(Your goal): Make an exact copy of all the entries below, with the pictures left out.
##### Information given #####
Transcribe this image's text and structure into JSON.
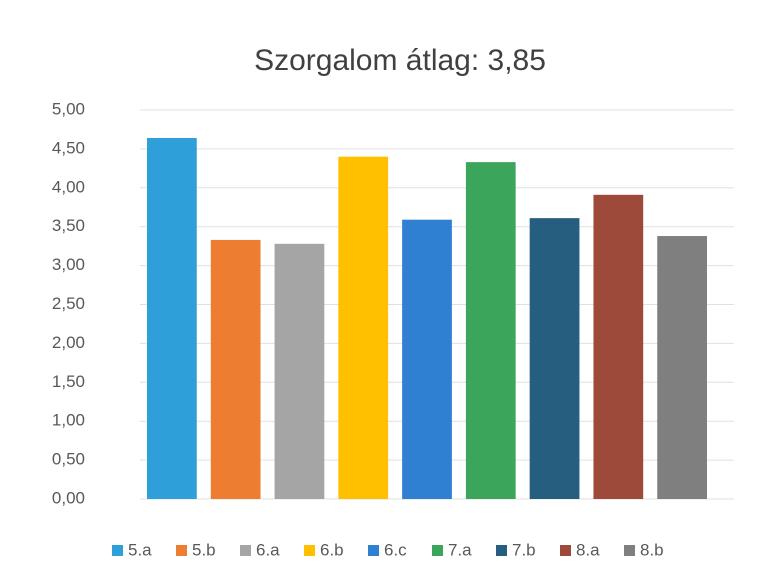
{
  "chart_data": {
    "type": "bar",
    "title": "Szorgalom  átlag: 3,85",
    "categories": [
      "5.a",
      "5.b",
      "6.a",
      "6.b",
      "6.c",
      "7.a",
      "7.b",
      "8.a",
      "8.b"
    ],
    "values": [
      4.64,
      3.33,
      3.28,
      4.4,
      3.59,
      4.33,
      3.61,
      3.91,
      3.38
    ],
    "colors": [
      "#2e9fd8",
      "#ed7d31",
      "#a5a5a5",
      "#ffc000",
      "#2f7fd3",
      "#3aa55b",
      "#255e7e",
      "#9e4a3a",
      "#7f7f7f"
    ],
    "ylim": [
      0,
      5
    ],
    "yticks": [
      {
        "value": 0,
        "label": "0,00"
      },
      {
        "value": 0.5,
        "label": "0,50"
      },
      {
        "value": 1,
        "label": "1,00"
      },
      {
        "value": 1.5,
        "label": "1,50"
      },
      {
        "value": 2,
        "label": "2,00"
      },
      {
        "value": 2.5,
        "label": "2,50"
      },
      {
        "value": 3,
        "label": "3,00"
      },
      {
        "value": 3.5,
        "label": "3,50"
      },
      {
        "value": 4,
        "label": "4,00"
      },
      {
        "value": 4.5,
        "label": "4,50"
      },
      {
        "value": 5,
        "label": "5,00"
      }
    ],
    "grid": true,
    "legend": "bottom"
  }
}
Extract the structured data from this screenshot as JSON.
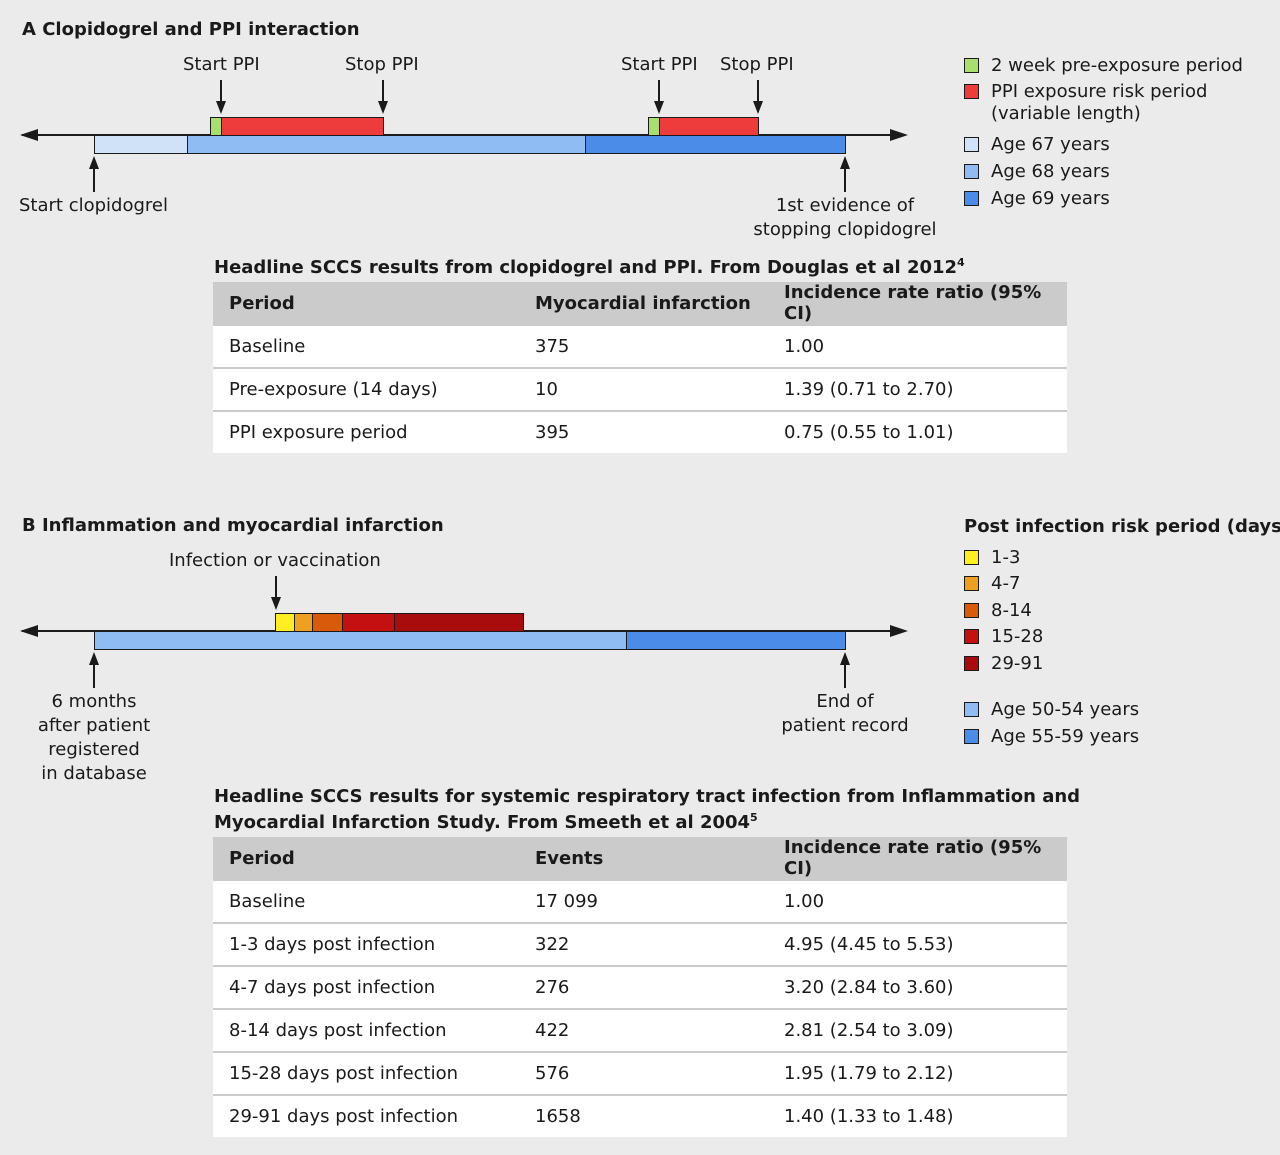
{
  "panel_a": {
    "heading": "A Clopidogrel and PPI interaction",
    "labels": {
      "start_ppi_1": "Start PPI",
      "stop_ppi_1": "Stop PPI",
      "start_ppi_2": "Start PPI",
      "stop_ppi_2": "Stop PPI",
      "start_clopidogrel": "Start clopidogrel",
      "stop_clopidogrel_1": "1st evidence of",
      "stop_clopidogrel_2": "stopping clopidogrel"
    },
    "legend": [
      {
        "label": "2 week pre-exposure period",
        "color": "#a8e070"
      },
      {
        "label": "PPI exposure risk period",
        "label2": "(variable length)",
        "color": "#ee3b3b"
      },
      {
        "label": "Age 67 years",
        "color": "#cfe2f8"
      },
      {
        "label": "Age 68 years",
        "color": "#8fbcf2"
      },
      {
        "label": "Age 69 years",
        "color": "#4a8ce8"
      }
    ],
    "table": {
      "title": "Headline SCCS results from clopidogrel and PPI. From Douglas et al 2012",
      "title_sup": "4",
      "headers": [
        "Period",
        "Myocardial infarction",
        "Incidence rate ratio (95% CI)"
      ],
      "rows": [
        [
          "Baseline",
          "375",
          "1.00"
        ],
        [
          "Pre-exposure (14 days)",
          "10",
          "1.39 (0.71 to 2.70)"
        ],
        [
          "PPI exposure period",
          "395",
          "0.75 (0.55 to 1.01)"
        ]
      ]
    }
  },
  "panel_b": {
    "heading": "B Inflammation and myocardial infarction",
    "labels": {
      "infection": "Infection or vaccination",
      "start_1": "6 months",
      "start_2": "after patient",
      "start_3": "registered",
      "start_4": "in database",
      "end_1": "End of",
      "end_2": "patient record"
    },
    "legend_title": "Post infection risk period (days)",
    "legend": [
      {
        "label": "1-3",
        "color": "#ffee22"
      },
      {
        "label": "4-7",
        "color": "#eea020"
      },
      {
        "label": "8-14",
        "color": "#d85a0a"
      },
      {
        "label": "15-28",
        "color": "#c41010"
      },
      {
        "label": "29-91",
        "color": "#a80c0c"
      },
      {
        "label": "Age 50-54 years",
        "color": "#8fbcf2"
      },
      {
        "label": "Age 55-59 years",
        "color": "#4a8ce8"
      }
    ],
    "table": {
      "title_line1": "Headline SCCS results for systemic respiratory tract infection from Inflammation and",
      "title_line2": "Myocardial Infarction Study. From Smeeth et al 2004",
      "title_sup": "5",
      "headers": [
        "Period",
        "Events",
        "Incidence rate ratio (95% CI)"
      ],
      "rows": [
        [
          "Baseline",
          "17 099",
          "1.00"
        ],
        [
          "1-3 days post infection",
          "322",
          "4.95 (4.45 to 5.53)"
        ],
        [
          "4-7 days post infection",
          "276",
          "3.20 (2.84 to 3.60)"
        ],
        [
          "8-14 days post infection",
          "422",
          "2.81 (2.54 to 3.09)"
        ],
        [
          "15-28 days post infection",
          "576",
          "1.95 (1.79 to 2.12)"
        ],
        [
          "29-91 days post infection",
          "1658",
          "1.40 (1.33 to 1.48)"
        ]
      ]
    }
  }
}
#####
(Completed exercise):
Transcribe this image's text and structure into JSON.
{
  "chart_data": {
    "type": "bar",
    "title": "Szorgalom  átlag: 3,85",
    "categories": [
      "5.a",
      "5.b",
      "6.a",
      "6.b",
      "6.c",
      "7.a",
      "7.b",
      "8.a",
      "8.b"
    ],
    "values": [
      4.64,
      3.33,
      3.28,
      4.4,
      3.59,
      4.33,
      3.61,
      3.91,
      3.38
    ],
    "colors": [
      "#2e9fd8",
      "#ed7d31",
      "#a5a5a5",
      "#ffc000",
      "#2f7fd3",
      "#3aa55b",
      "#255e7e",
      "#9e4a3a",
      "#7f7f7f"
    ],
    "ylim": [
      0,
      5
    ],
    "yticks": [
      {
        "value": 0,
        "label": "0,00"
      },
      {
        "value": 0.5,
        "label": "0,50"
      },
      {
        "value": 1,
        "label": "1,00"
      },
      {
        "value": 1.5,
        "label": "1,50"
      },
      {
        "value": 2,
        "label": "2,00"
      },
      {
        "value": 2.5,
        "label": "2,50"
      },
      {
        "value": 3,
        "label": "3,00"
      },
      {
        "value": 3.5,
        "label": "3,50"
      },
      {
        "value": 4,
        "label": "4,00"
      },
      {
        "value": 4.5,
        "label": "4,50"
      },
      {
        "value": 5,
        "label": "5,00"
      }
    ],
    "grid": true,
    "legend": "bottom"
  }
}
Extract the structured data from this screenshot as JSON.
{
  "panel_a": {
    "heading": "A Clopidogrel and PPI interaction",
    "labels": {
      "start_ppi_1": "Start PPI",
      "stop_ppi_1": "Stop PPI",
      "start_ppi_2": "Start PPI",
      "stop_ppi_2": "Stop PPI",
      "start_clopidogrel": "Start clopidogrel",
      "stop_clopidogrel_1": "1st evidence of",
      "stop_clopidogrel_2": "stopping clopidogrel"
    },
    "legend": [
      {
        "label": "2 week pre-exposure period",
        "color": "#a8e070"
      },
      {
        "label": "PPI exposure risk period",
        "label2": "(variable length)",
        "color": "#ee3b3b"
      },
      {
        "label": "Age 67 years",
        "color": "#cfe2f8"
      },
      {
        "label": "Age 68 years",
        "color": "#8fbcf2"
      },
      {
        "label": "Age 69 years",
        "color": "#4a8ce8"
      }
    ],
    "table": {
      "title": "Headline SCCS results from clopidogrel and PPI. From Douglas et al 2012",
      "title_sup": "4",
      "headers": [
        "Period",
        "Myocardial infarction",
        "Incidence rate ratio (95% CI)"
      ],
      "rows": [
        [
          "Baseline",
          "375",
          "1.00"
        ],
        [
          "Pre-exposure (14 days)",
          "10",
          "1.39 (0.71 to 2.70)"
        ],
        [
          "PPI exposure period",
          "395",
          "0.75 (0.55 to 1.01)"
        ]
      ]
    }
  },
  "panel_b": {
    "heading": "B Inflammation and myocardial infarction",
    "labels": {
      "infection": "Infection or vaccination",
      "start_1": "6 months",
      "start_2": "after patient",
      "start_3": "registered",
      "start_4": "in database",
      "end_1": "End of",
      "end_2": "patient record"
    },
    "legend_title": "Post infection risk period (days)",
    "legend": [
      {
        "label": "1-3",
        "color": "#ffee22"
      },
      {
        "label": "4-7",
        "color": "#eea020"
      },
      {
        "label": "8-14",
        "color": "#d85a0a"
      },
      {
        "label": "15-28",
        "color": "#c41010"
      },
      {
        "label": "29-91",
        "color": "#a80c0c"
      },
      {
        "label": "Age 50-54 years",
        "color": "#8fbcf2"
      },
      {
        "label": "Age 55-59 years",
        "color": "#4a8ce8"
      }
    ],
    "table": {
      "title_line1": "Headline SCCS results for systemic respiratory tract infection from Inflammation and",
      "title_line2": "Myocardial Infarction Study. From Smeeth et al 2004",
      "title_sup": "5",
      "headers": [
        "Period",
        "Events",
        "Incidence rate ratio (95% CI)"
      ],
      "rows": [
        [
          "Baseline",
          "17 099",
          "1.00"
        ],
        [
          "1-3 days post infection",
          "322",
          "4.95 (4.45 to 5.53)"
        ],
        [
          "4-7 days post infection",
          "276",
          "3.20 (2.84 to 3.60)"
        ],
        [
          "8-14 days post infection",
          "422",
          "2.81 (2.54 to 3.09)"
        ],
        [
          "15-28 days post infection",
          "576",
          "1.95 (1.79 to 2.12)"
        ],
        [
          "29-91 days post infection",
          "1658",
          "1.40 (1.33 to 1.48)"
        ]
      ]
    }
  }
}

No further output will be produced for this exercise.